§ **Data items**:
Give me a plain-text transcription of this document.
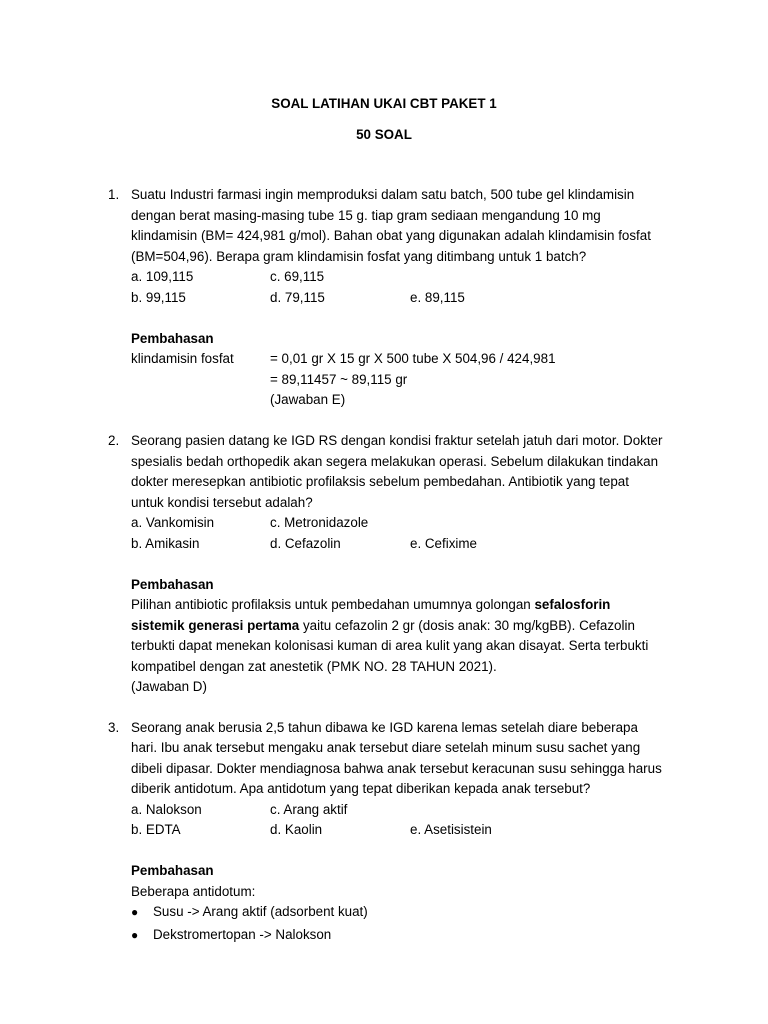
SOAL LATIHAN UKAI CBT PAKET 1
50 SOAL
1. Suatu Industri farmasi ingin memproduksi dalam satu batch, 500 tube gel klindamisin
dengan berat masing-masing tube 15 g. tiap gram sediaan mengandung 10 mg
klindamisin (BM= 424,981 g/mol). Bahan obat yang digunakan adalah klindamisin fosfat
(BM=504,96). Berapa gram klindamisin fosfat yang ditimbang untuk 1 batch?
a. 109,115	c. 69,115
b. 99,115	d. 79,115	e. 89,115
Pembahasan
klindamisin fosfat	= 0,01 gr X 15 gr X 500 tube X 504,96 / 424,981
= 89,11457 ~ 89,115 gr
(Jawaban E)
2. Seorang pasien datang ke IGD RS dengan kondisi fraktur setelah jatuh dari motor. Dokter
spesialis bedah orthopedik akan segera melakukan operasi. Sebelum dilakukan tindakan
dokter meresepkan antibiotic profilaksis sebelum pembedahan. Antibiotik yang tepat
untuk kondisi tersebut adalah?
a. Vankomisin	c. Metronidazole
b. Amikasin	d. Cefazolin	e. Cefixime
Pembahasan
Pilihan antibiotic profilaksis untuk pembedahan umumnya golongan sefalosforin
sistemik generasi pertama yaitu cefazolin 2 gr (dosis anak: 30 mg/kgBB). Cefazolin
terbukti dapat menekan kolonisasi kuman di area kulit yang akan disayat. Serta terbukti
kompatibel dengan zat anestetik (PMK NO. 28 TAHUN 2021).
(Jawaban D)
3. Seorang anak berusia 2,5 tahun dibawa ke IGD karena lemas setelah diare beberapa
hari. Ibu anak tersebut mengaku anak tersebut diare setelah minum susu sachet yang
dibeli dipasar. Dokter mendiagnosa bahwa anak tersebut keracunan susu sehingga harus
diberik antidotum. Apa antidotum yang tepat diberikan kepada anak tersebut?
a. Nalokson	c. Arang aktif
b. EDTA	d. Kaolin	e. Asetisistein
Pembahasan
Beberapa antidotum:
● Susu -> Arang aktif (adsorbent kuat)
● Dekstromertopan -> Nalokson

§ **Task**: Take every line containing the word "antidotum" and copy it.

§ **Answer for the task**:
diberik antidotum. Apa antidotum yang tepat diberikan kepada anak tersebut?
Beberapa antidotum:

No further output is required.